> LISTA DE ACTIVIDADES
1. Responde con datos del fragmento:
(a) Según la normativa de la Administración de Pequeñas Empresas, ¿qué grupos cuentan como "social y económicamente desfavorecidos"?
(b) ¿Cómo se llama el juez del tribunal de apelación citado?
(c) ¿Qué países se nombran donde prevalece el sectarismo?
2. Indica si cada afirmación concuerda con el fragmento y cita las palabras que lo deciden:
(a) Los agricultores blancos pobres de los Apalaches pueden recibir ayudas del gobierno.
(b) Se proponen políticas neutrales desde el punto de vista racial dirigidas a los estadounidenses más pobres.
(c) Los estadounidenses de origen norteafricano reciben tratamiento prioritario para el alivio de la deuda.

Según este marco, la raza, y no las circunstancias individuales, es el marcador definitivo de la necesidad económica. Se supone que los efectos de la discriminación histórica son tan inmensos que cualquier estadounidense de raza negra, independientemente de su posición económica, es elegible para saltar a la cabeza de la fila de asistencia gubernamental. Ni la riqueza, ni la educación, ni las habilidades pueden atenuar la conexión ancestral de un individuo negro con los horrores de la esclavitud, Jim Crow u otras formas de racismo institucionalizado del pasado. En este paradigma, los negros son rehenes de la historia. ¿Qué puede ser una visión más deshumanizada?
Además, el gobierno de Biden ha ampliado las preferencias raciales no solo al grupo históricamente más marginado de Estados Unidos, sino a prácticamente cualquier persona que no haya nacido en la inflexiblemente opresiva casta “blanca”. Así, los agricultores o propietarios de restaurantes de origen indio, taiwanés y filipino -entre los grupos con mayores ingresos de Estados Unidos- pueden recibir ayudas del gobierno, pero no los agricultores blancos pobres de los Apalaches.
No solo los blancos pobres salen perdiendo con estos parámetros salvajemente arbitrarios para los beneficiarios “socialmente desfavorecidos”: según la normativa de la Administración de Pequeñas Empresas, los grupos “social y económicamente desfavorecidos” incluyen a los negros, los hispanos, los nativos americanos y los estadounidenses de determinados orígenes asiáticos del Pacífico y del subcontinente. Sin embargo, a los estadounidenses de origen norteafricano, de Oriente Medio y de otras etnias asiáticas se les prohíbe infundadamente el tratamiento prioritario para el alivio de la deuda.
Como escribió recientemente el juez del tribunal de apelación Amul Thapar en referencia a las preferencias raciales para la ayuda de Covid, “el programa de preferencias raciales detallado en el reglamento del gobierno -preferencias para pakistaníes, pero no para afganos; japoneses, pero no para iraquíes; hispanos, pero no para personas de Oriente Medio- no está respaldado por ninguna prueba”. Este burdo sistema de clasificación étnica apesta a sectarismo, el tipo de ideología basada en la identidad que prevalece en países como Somalia, Líbano e India.
El gobierno de Biden ha abrazado el radicalismo de extrema izquierda que antes solo se encontraba en la franja académica y en los escritos de neo-racistas como Ibram X. Kendi (“El único remedio a la discriminación pasada es la discriminación presente”).
Las políticas neutrales desde el punto de vista racial, dirigidas específicamente a los estadounidenses más pobres, son la mejor manera de remediar los errores históricos sin discriminar sobre la base de una lotería genética arbitraria. Aunque parece poco probable que el gobierno de Biden abandone sus ideas radicales y sistémicamente racistas, el escrutinio legal y político al que se enfrentan ahora ofrece cierta esperanza de que no prevalezcan.

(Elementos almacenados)
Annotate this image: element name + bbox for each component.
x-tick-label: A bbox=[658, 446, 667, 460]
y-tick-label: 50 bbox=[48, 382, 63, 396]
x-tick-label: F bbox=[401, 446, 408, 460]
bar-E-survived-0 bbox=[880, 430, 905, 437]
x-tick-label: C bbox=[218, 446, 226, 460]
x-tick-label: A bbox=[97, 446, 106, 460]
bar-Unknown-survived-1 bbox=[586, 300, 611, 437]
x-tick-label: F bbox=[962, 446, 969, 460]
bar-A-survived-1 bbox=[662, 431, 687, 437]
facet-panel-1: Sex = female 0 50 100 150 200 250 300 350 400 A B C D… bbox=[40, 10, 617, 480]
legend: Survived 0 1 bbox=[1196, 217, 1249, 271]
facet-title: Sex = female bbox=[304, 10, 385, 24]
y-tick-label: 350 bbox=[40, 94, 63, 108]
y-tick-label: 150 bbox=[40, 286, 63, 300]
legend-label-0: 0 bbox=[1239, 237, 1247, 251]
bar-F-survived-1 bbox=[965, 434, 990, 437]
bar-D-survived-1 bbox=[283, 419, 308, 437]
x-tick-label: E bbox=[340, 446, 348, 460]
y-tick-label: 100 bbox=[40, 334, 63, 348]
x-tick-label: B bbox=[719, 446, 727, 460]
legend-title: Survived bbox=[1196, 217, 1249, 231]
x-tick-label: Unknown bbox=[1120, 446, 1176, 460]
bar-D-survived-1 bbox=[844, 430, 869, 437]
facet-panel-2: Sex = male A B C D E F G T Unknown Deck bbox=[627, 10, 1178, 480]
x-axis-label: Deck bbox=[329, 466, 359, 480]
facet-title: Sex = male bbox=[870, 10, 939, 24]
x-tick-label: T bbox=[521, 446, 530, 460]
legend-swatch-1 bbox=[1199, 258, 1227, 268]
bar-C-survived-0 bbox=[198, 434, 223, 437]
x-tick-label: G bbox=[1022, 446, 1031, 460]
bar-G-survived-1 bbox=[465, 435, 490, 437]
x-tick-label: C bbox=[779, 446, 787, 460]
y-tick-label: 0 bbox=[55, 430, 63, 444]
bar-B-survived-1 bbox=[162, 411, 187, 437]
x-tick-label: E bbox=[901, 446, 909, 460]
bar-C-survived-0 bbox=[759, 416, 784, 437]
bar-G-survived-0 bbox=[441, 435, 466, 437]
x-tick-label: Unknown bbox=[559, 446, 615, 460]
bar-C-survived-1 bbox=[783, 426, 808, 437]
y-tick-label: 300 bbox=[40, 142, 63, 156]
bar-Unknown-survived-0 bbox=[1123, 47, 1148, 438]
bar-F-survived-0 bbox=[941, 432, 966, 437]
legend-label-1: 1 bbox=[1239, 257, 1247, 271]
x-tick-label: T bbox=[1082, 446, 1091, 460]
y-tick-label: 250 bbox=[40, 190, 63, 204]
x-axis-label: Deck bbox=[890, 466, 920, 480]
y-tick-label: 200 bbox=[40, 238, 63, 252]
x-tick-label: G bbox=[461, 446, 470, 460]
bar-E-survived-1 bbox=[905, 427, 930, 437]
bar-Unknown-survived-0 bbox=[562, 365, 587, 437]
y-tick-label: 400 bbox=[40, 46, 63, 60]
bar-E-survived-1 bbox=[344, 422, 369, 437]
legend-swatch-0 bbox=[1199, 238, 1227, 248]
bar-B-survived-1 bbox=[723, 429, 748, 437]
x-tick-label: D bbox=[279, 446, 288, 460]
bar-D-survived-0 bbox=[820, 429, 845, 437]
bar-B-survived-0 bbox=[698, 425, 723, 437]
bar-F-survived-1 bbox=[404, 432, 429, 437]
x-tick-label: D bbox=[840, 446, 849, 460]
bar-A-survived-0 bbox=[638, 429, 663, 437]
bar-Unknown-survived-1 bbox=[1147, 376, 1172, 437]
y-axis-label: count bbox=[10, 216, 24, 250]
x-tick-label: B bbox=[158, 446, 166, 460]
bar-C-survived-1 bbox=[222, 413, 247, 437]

> SOLUCIONES
1.
(a) Los negros, los hispanos, los nativos americanos y los estadounidenses de determinados orígenes asiáticos del Pacífico y del subcontinente.
(b) Amul Thapar.
(c) Somalia, Líbano e India.

2.
(a) No: "pueden recibir ayudas del gobierno, pero no los agricultores blancos pobres de los Apalaches".
(b) Sí: "Las políticas neutrales desde el punto de vista racial, dirigidas específicamente a los estadounidenses más pobres, son la mejor manera de remediar los errores históricos".
(c) No: "a los estadounidenses de origen norteafricano, de Oriente Medio y de otras etnias asiáticas se les prohíbe infundadamente el tratamiento prioritario para el alivio de la deuda".